BEGIN INPUT

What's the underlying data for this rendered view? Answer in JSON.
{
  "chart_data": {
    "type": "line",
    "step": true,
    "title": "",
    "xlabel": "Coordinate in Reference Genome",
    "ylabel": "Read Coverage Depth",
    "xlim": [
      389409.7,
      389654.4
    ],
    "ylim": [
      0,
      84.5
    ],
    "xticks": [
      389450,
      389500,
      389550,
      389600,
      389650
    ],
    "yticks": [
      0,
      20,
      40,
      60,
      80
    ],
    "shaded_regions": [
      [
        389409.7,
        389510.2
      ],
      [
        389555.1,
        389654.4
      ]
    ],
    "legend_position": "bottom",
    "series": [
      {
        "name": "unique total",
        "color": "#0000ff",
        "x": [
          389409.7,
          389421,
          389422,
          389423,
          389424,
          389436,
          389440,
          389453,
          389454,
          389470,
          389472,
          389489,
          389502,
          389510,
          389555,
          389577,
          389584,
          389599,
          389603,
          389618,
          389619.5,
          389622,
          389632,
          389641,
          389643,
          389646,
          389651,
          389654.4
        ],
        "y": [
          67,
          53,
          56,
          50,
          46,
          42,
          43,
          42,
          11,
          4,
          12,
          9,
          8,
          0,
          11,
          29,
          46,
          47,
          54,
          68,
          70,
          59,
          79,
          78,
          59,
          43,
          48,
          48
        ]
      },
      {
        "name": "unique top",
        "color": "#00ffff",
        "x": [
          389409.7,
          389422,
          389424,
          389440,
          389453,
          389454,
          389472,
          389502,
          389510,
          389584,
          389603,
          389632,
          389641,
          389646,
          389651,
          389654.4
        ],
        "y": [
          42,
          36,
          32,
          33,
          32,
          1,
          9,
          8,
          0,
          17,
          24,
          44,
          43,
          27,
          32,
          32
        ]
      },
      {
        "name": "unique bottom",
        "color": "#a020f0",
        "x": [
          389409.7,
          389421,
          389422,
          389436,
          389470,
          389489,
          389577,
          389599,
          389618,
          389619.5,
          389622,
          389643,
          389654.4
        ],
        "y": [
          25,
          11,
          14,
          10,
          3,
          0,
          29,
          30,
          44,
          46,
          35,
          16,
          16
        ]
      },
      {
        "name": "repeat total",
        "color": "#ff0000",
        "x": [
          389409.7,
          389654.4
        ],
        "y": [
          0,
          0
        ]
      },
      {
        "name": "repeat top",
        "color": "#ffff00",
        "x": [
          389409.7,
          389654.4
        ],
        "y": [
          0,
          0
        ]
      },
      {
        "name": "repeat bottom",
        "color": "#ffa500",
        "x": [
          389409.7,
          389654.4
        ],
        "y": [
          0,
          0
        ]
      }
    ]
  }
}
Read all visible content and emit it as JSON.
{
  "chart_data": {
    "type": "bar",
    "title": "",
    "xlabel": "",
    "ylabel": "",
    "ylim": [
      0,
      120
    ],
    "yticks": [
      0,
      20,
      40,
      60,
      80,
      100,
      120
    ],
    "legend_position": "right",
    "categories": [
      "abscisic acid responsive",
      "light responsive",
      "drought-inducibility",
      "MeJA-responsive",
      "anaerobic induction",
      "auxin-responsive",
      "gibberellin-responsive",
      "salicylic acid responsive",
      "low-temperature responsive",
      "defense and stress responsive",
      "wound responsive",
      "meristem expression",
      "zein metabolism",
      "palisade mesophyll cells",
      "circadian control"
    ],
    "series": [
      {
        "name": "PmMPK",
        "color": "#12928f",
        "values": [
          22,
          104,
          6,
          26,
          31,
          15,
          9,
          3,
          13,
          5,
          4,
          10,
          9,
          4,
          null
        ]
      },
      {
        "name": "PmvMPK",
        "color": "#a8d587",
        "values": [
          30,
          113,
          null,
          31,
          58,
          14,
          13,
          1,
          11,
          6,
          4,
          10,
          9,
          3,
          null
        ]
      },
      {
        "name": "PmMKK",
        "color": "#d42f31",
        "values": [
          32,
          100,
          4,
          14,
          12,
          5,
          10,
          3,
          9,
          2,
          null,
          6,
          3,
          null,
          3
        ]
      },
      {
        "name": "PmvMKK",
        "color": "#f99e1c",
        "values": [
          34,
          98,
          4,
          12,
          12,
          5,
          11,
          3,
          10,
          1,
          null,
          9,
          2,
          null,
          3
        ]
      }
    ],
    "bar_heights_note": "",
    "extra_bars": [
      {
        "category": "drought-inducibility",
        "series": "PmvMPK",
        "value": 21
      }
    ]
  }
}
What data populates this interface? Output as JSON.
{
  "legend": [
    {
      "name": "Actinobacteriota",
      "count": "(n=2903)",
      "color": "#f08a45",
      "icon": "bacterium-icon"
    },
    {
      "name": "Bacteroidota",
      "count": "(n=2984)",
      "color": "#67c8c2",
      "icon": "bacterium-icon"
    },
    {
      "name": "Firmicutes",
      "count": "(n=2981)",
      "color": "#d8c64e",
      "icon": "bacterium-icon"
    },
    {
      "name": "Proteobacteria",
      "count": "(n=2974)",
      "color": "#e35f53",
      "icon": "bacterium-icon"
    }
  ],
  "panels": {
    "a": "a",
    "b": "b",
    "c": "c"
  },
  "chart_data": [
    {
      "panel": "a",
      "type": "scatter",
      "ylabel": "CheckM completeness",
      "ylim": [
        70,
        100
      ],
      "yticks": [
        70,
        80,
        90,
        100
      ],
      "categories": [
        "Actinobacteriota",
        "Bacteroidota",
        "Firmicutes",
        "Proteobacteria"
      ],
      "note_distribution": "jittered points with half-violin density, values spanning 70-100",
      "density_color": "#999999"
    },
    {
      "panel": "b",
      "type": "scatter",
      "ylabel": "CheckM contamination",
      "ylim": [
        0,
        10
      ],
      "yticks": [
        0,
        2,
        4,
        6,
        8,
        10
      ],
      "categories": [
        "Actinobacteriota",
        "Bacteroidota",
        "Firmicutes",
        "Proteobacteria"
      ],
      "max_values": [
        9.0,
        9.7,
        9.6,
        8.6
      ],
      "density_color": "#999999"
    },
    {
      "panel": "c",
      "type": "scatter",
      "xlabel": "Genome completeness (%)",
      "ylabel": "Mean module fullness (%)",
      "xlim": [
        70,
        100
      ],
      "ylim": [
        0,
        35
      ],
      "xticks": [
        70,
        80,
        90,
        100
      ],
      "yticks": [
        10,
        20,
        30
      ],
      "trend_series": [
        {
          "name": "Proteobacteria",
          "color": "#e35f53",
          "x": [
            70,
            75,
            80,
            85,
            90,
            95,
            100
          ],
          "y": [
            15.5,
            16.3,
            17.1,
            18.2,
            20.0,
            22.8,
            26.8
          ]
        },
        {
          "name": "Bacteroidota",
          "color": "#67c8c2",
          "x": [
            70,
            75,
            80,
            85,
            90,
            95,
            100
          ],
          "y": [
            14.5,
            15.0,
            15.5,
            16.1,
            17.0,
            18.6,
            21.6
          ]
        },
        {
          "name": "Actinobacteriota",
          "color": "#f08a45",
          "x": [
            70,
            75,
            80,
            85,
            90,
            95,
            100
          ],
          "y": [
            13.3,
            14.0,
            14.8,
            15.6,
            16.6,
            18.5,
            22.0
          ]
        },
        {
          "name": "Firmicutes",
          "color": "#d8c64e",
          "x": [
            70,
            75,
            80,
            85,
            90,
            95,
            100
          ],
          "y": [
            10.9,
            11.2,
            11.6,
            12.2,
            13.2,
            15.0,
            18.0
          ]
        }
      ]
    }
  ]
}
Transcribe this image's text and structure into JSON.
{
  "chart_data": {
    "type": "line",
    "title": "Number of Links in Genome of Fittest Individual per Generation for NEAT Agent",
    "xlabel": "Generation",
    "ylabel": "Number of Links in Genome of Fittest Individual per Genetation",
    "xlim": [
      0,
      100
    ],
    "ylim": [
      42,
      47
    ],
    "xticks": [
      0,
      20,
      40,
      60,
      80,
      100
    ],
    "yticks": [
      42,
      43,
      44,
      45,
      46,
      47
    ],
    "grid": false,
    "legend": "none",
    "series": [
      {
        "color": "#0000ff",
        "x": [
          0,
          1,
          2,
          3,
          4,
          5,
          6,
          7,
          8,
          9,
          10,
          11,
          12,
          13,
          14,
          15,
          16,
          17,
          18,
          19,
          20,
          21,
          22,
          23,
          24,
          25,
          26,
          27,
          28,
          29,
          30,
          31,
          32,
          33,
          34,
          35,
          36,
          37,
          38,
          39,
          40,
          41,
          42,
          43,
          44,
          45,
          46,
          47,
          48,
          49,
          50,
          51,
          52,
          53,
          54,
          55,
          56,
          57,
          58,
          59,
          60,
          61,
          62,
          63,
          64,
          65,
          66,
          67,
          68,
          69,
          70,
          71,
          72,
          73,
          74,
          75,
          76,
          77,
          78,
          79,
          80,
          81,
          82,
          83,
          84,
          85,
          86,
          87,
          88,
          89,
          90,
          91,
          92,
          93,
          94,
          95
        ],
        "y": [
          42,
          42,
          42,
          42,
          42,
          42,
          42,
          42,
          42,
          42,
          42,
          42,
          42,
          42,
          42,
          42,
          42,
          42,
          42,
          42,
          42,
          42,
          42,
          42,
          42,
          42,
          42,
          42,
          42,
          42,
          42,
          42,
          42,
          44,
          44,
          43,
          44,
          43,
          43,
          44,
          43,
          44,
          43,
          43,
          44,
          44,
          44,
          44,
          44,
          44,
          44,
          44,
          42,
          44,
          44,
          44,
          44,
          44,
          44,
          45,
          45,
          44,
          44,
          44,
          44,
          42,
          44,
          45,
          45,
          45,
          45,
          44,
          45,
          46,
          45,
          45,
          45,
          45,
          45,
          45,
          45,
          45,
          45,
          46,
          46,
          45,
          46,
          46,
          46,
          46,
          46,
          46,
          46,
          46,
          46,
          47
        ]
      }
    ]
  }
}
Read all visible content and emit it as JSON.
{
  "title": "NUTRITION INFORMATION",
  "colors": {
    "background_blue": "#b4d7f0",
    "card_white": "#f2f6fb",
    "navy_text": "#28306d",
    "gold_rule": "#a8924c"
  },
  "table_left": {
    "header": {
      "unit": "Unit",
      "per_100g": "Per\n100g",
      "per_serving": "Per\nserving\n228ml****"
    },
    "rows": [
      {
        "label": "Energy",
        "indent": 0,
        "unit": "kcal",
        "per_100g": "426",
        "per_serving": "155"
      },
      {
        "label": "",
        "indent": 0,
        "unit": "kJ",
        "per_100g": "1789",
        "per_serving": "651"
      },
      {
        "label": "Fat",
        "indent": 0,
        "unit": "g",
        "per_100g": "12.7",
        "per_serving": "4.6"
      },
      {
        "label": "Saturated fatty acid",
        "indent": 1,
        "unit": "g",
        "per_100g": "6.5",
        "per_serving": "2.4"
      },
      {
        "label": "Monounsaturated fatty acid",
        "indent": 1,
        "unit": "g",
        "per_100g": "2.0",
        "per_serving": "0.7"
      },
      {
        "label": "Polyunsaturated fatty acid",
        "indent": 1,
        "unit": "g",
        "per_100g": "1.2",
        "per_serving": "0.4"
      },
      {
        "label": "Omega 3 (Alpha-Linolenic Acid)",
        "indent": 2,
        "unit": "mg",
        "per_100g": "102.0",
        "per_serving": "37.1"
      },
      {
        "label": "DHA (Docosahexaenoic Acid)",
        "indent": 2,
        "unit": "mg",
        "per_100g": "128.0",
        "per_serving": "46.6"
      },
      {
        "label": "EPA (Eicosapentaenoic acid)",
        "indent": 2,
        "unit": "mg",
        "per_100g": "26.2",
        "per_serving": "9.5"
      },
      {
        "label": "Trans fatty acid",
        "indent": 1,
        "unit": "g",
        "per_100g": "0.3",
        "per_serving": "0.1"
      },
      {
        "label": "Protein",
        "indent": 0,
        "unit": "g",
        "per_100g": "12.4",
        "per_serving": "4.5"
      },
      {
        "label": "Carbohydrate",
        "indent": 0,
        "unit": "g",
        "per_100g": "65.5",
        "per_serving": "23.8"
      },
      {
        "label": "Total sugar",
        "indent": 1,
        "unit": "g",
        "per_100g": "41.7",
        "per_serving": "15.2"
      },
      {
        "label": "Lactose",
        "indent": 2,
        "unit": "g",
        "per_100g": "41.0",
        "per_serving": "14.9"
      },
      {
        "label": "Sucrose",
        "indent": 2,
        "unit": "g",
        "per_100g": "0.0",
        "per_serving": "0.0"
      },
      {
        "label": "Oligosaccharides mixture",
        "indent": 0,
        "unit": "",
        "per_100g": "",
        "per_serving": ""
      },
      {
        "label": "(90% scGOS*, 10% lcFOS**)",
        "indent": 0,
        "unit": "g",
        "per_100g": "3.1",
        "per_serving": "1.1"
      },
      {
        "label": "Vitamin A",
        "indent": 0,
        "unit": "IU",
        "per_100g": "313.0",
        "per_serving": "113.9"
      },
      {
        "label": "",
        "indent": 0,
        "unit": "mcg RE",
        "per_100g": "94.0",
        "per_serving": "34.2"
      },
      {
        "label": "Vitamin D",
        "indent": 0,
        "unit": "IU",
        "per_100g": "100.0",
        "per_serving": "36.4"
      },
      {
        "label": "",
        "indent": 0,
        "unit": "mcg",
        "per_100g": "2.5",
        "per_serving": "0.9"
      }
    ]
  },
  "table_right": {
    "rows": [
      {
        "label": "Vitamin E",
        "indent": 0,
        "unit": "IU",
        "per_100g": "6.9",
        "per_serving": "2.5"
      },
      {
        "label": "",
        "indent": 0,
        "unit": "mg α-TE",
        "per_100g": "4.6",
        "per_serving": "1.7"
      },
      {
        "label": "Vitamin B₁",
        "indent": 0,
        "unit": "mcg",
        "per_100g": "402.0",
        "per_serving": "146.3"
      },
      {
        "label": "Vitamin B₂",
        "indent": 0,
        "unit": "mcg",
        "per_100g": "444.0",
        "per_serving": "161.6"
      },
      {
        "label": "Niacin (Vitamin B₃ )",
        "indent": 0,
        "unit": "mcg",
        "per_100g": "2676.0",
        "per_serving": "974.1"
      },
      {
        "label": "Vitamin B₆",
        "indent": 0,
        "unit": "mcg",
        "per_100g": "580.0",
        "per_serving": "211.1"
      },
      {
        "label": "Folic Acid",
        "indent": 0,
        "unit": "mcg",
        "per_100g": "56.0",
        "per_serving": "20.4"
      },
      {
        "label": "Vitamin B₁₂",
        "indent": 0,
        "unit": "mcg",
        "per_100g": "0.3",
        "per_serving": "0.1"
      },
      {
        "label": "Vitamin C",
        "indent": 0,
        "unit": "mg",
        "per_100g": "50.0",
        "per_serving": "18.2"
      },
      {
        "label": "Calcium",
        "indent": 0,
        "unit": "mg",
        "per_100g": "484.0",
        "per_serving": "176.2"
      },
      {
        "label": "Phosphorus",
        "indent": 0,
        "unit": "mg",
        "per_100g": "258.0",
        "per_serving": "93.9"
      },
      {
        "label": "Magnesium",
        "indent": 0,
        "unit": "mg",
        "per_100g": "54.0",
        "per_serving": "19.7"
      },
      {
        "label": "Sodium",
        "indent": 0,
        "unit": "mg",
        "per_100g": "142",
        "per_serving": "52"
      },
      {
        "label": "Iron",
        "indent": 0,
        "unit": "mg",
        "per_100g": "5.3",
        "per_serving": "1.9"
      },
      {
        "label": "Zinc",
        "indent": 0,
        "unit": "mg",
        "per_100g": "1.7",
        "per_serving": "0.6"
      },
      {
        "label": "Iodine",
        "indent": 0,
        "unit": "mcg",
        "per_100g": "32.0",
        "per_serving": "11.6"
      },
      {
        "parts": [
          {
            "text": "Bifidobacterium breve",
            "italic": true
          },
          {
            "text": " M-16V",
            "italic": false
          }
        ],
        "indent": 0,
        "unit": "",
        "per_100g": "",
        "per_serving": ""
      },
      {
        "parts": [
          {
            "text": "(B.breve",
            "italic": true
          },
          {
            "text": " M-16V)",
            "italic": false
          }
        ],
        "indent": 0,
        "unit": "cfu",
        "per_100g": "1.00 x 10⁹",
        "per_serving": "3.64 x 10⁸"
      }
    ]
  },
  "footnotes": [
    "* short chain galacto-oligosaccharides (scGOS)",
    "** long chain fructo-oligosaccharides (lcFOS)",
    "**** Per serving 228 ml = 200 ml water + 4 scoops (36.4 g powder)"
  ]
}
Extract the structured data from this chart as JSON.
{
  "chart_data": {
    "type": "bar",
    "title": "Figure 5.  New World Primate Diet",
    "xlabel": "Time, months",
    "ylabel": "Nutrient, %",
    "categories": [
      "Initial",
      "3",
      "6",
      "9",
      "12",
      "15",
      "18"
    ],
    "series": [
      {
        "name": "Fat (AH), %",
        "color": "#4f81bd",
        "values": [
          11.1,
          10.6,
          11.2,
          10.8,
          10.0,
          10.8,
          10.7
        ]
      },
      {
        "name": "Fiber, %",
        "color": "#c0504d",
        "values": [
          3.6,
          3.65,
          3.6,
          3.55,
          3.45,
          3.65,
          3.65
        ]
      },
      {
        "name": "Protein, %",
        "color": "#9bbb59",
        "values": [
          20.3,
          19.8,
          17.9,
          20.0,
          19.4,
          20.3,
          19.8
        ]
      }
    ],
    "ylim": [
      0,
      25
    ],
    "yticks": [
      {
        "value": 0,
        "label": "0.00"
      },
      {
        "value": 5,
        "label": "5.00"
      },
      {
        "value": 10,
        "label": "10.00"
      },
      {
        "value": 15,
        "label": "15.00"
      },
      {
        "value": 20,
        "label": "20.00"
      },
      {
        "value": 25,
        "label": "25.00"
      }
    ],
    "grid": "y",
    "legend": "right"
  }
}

END INPUT

▶ WORK TASK
Determine how many lines above contain the string "Firmicutes". Give only that number.

▶ EXERCISE SOLUTION
4